REQUIREMENT:
Omit all pictures, then retype the data exactly as given.

EXERCISE INPUT:
※
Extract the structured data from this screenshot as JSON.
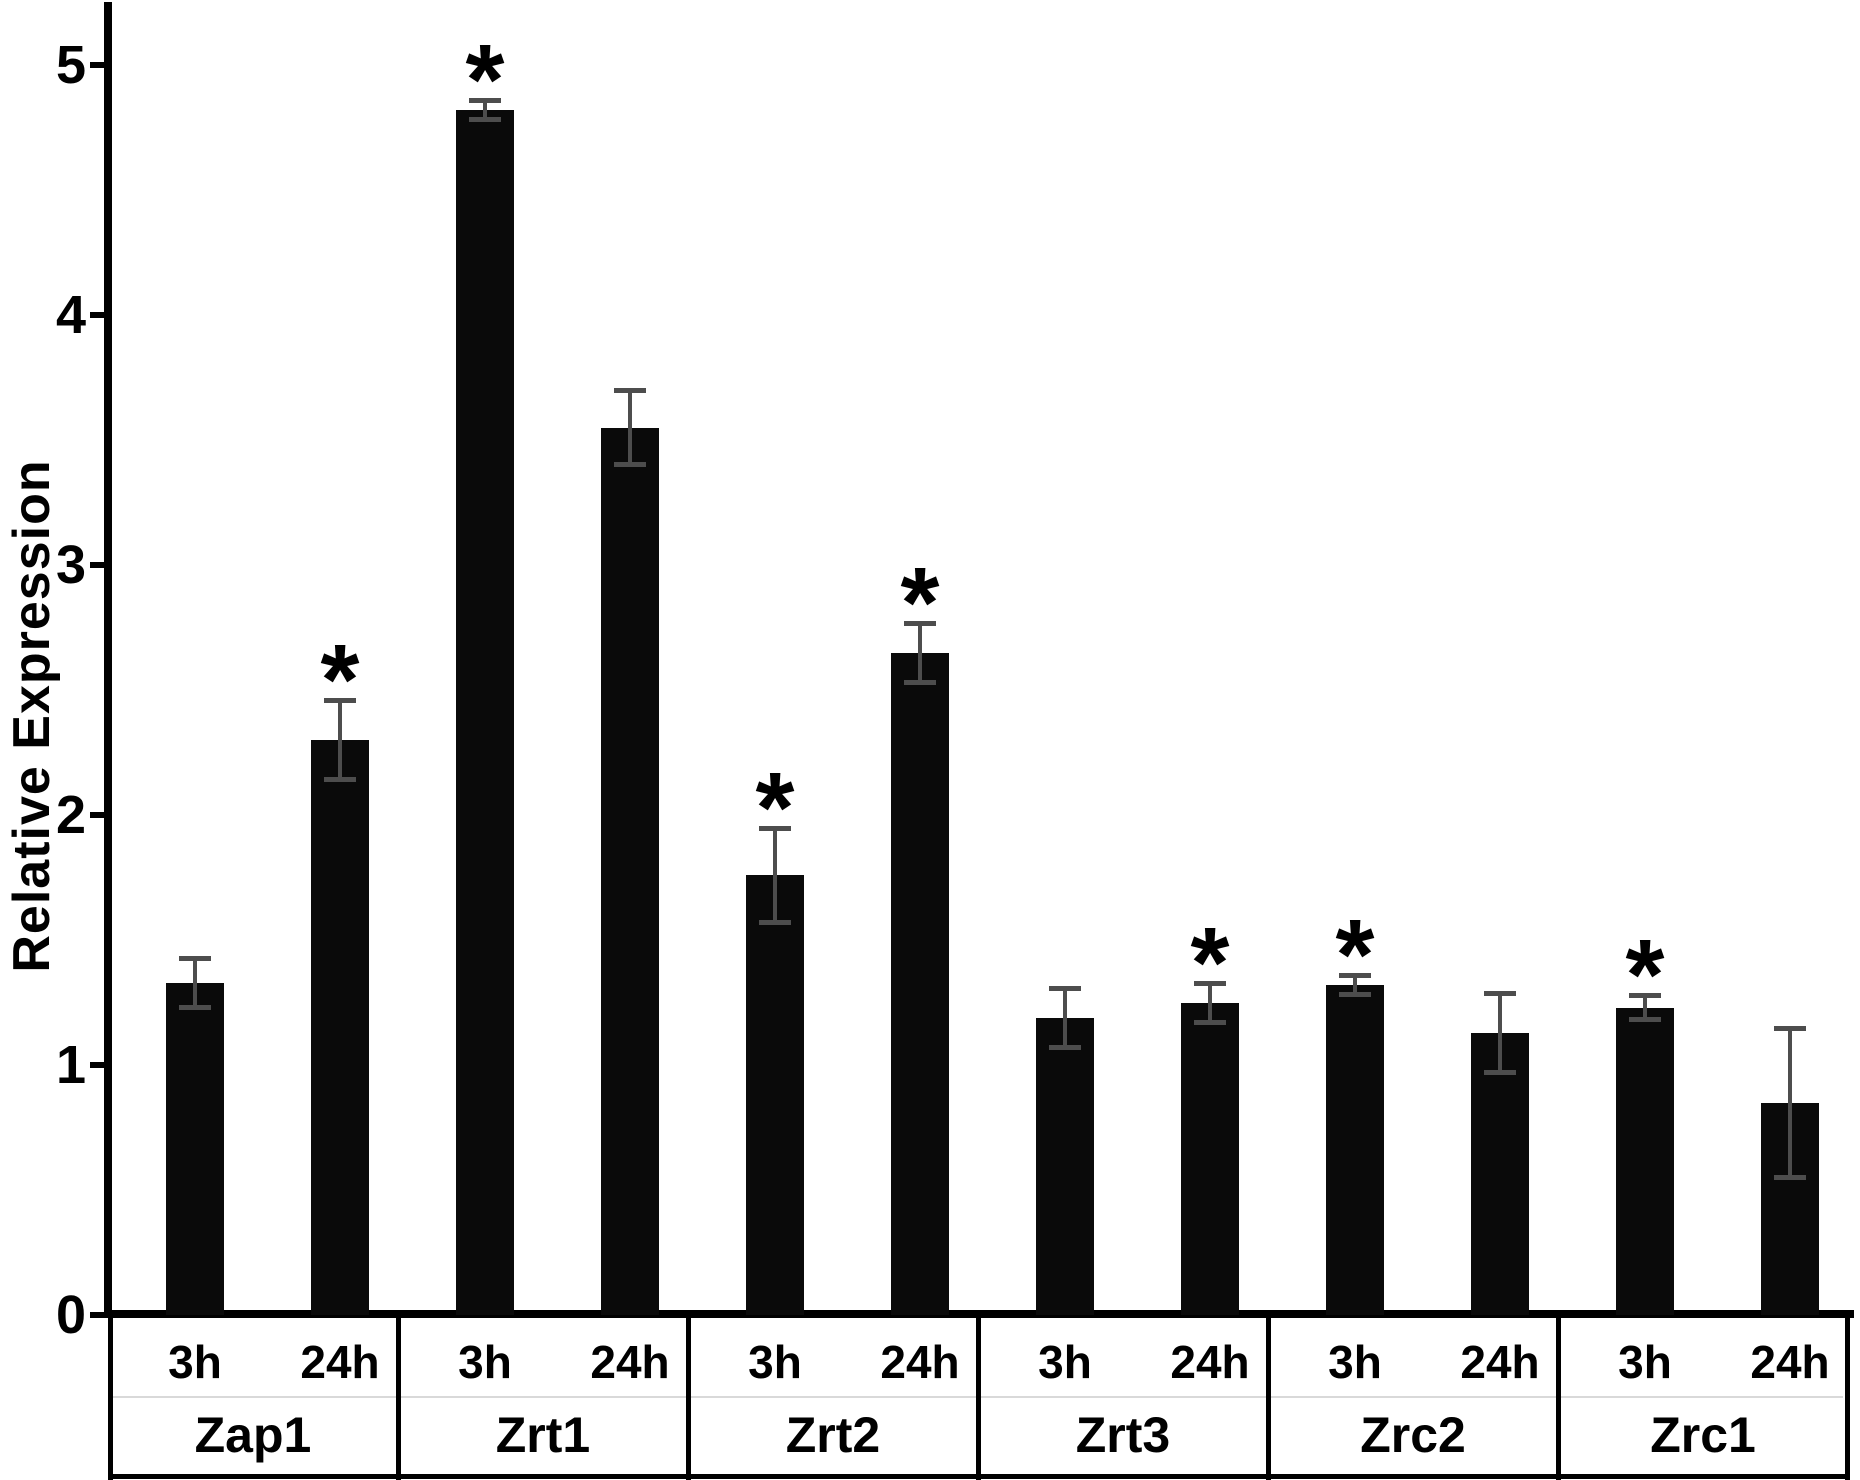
{
  "chart_data": {
    "type": "bar",
    "title": "",
    "ylabel": "Relative Expression",
    "xlabel": "",
    "ylim": [
      0,
      5
    ],
    "yticks": [
      0,
      1,
      2,
      3,
      4,
      5
    ],
    "grid": false,
    "legend_position": "none",
    "bar_color": "#0a0a0a",
    "error_bar_color": "#4d4d4d",
    "significance_marker": "*",
    "groups": [
      "Zap1",
      "Zrt1",
      "Zrt2",
      "Zrt3",
      "Zrc2",
      "Zrc1"
    ],
    "times": [
      "3h",
      "24h"
    ],
    "series": [
      {
        "group": "Zap1",
        "time": "3h",
        "value": 1.33,
        "error": 0.1,
        "significant": false
      },
      {
        "group": "Zap1",
        "time": "24h",
        "value": 2.3,
        "error": 0.16,
        "significant": true
      },
      {
        "group": "Zrt1",
        "time": "3h",
        "value": 4.82,
        "error": 0.04,
        "significant": true
      },
      {
        "group": "Zrt1",
        "time": "24h",
        "value": 3.55,
        "error": 0.15,
        "significant": false
      },
      {
        "group": "Zrt2",
        "time": "3h",
        "value": 1.76,
        "error": 0.19,
        "significant": true
      },
      {
        "group": "Zrt2",
        "time": "24h",
        "value": 2.65,
        "error": 0.12,
        "significant": true
      },
      {
        "group": "Zrt3",
        "time": "3h",
        "value": 1.19,
        "error": 0.12,
        "significant": false
      },
      {
        "group": "Zrt3",
        "time": "24h",
        "value": 1.25,
        "error": 0.08,
        "significant": true
      },
      {
        "group": "Zrc2",
        "time": "3h",
        "value": 1.32,
        "error": 0.04,
        "significant": true
      },
      {
        "group": "Zrc2",
        "time": "24h",
        "value": 1.13,
        "error": 0.16,
        "significant": false
      },
      {
        "group": "Zrc1",
        "time": "3h",
        "value": 1.23,
        "error": 0.05,
        "significant": true
      },
      {
        "group": "Zrc1",
        "time": "24h",
        "value": 0.85,
        "error": 0.3,
        "significant": false
      }
    ]
  }
}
※
ANSWER TO THIS TASK:
Extract the structured data from this screenshot as JSON.
{
  "chart_data": {
    "type": "bar",
    "title": "",
    "ylabel": "Relative Expression",
    "xlabel": "",
    "ylim": [
      0,
      5
    ],
    "yticks": [
      0,
      1,
      2,
      3,
      4,
      5
    ],
    "grid": false,
    "legend_position": "none",
    "bar_color": "#0a0a0a",
    "error_bar_color": "#4d4d4d",
    "significance_marker": "*",
    "groups": [
      "Zap1",
      "Zrt1",
      "Zrt2",
      "Zrt3",
      "Zrc2",
      "Zrc1"
    ],
    "times": [
      "3h",
      "24h"
    ],
    "series": [
      {
        "group": "Zap1",
        "time": "3h",
        "value": 1.33,
        "error": 0.1,
        "significant": false
      },
      {
        "group": "Zap1",
        "time": "24h",
        "value": 2.3,
        "error": 0.16,
        "significant": true
      },
      {
        "group": "Zrt1",
        "time": "3h",
        "value": 4.82,
        "error": 0.04,
        "significant": true
      },
      {
        "group": "Zrt1",
        "time": "24h",
        "value": 3.55,
        "error": 0.15,
        "significant": false
      },
      {
        "group": "Zrt2",
        "time": "3h",
        "value": 1.76,
        "error": 0.19,
        "significant": true
      },
      {
        "group": "Zrt2",
        "time": "24h",
        "value": 2.65,
        "error": 0.12,
        "significant": true
      },
      {
        "group": "Zrt3",
        "time": "3h",
        "value": 1.19,
        "error": 0.12,
        "significant": false
      },
      {
        "group": "Zrt3",
        "time": "24h",
        "value": 1.25,
        "error": 0.08,
        "significant": true
      },
      {
        "group": "Zrc2",
        "time": "3h",
        "value": 1.32,
        "error": 0.04,
        "significant": true
      },
      {
        "group": "Zrc2",
        "time": "24h",
        "value": 1.13,
        "error": 0.16,
        "significant": false
      },
      {
        "group": "Zrc1",
        "time": "3h",
        "value": 1.23,
        "error": 0.05,
        "significant": true
      },
      {
        "group": "Zrc1",
        "time": "24h",
        "value": 0.85,
        "error": 0.3,
        "significant": false
      }
    ]
  }
}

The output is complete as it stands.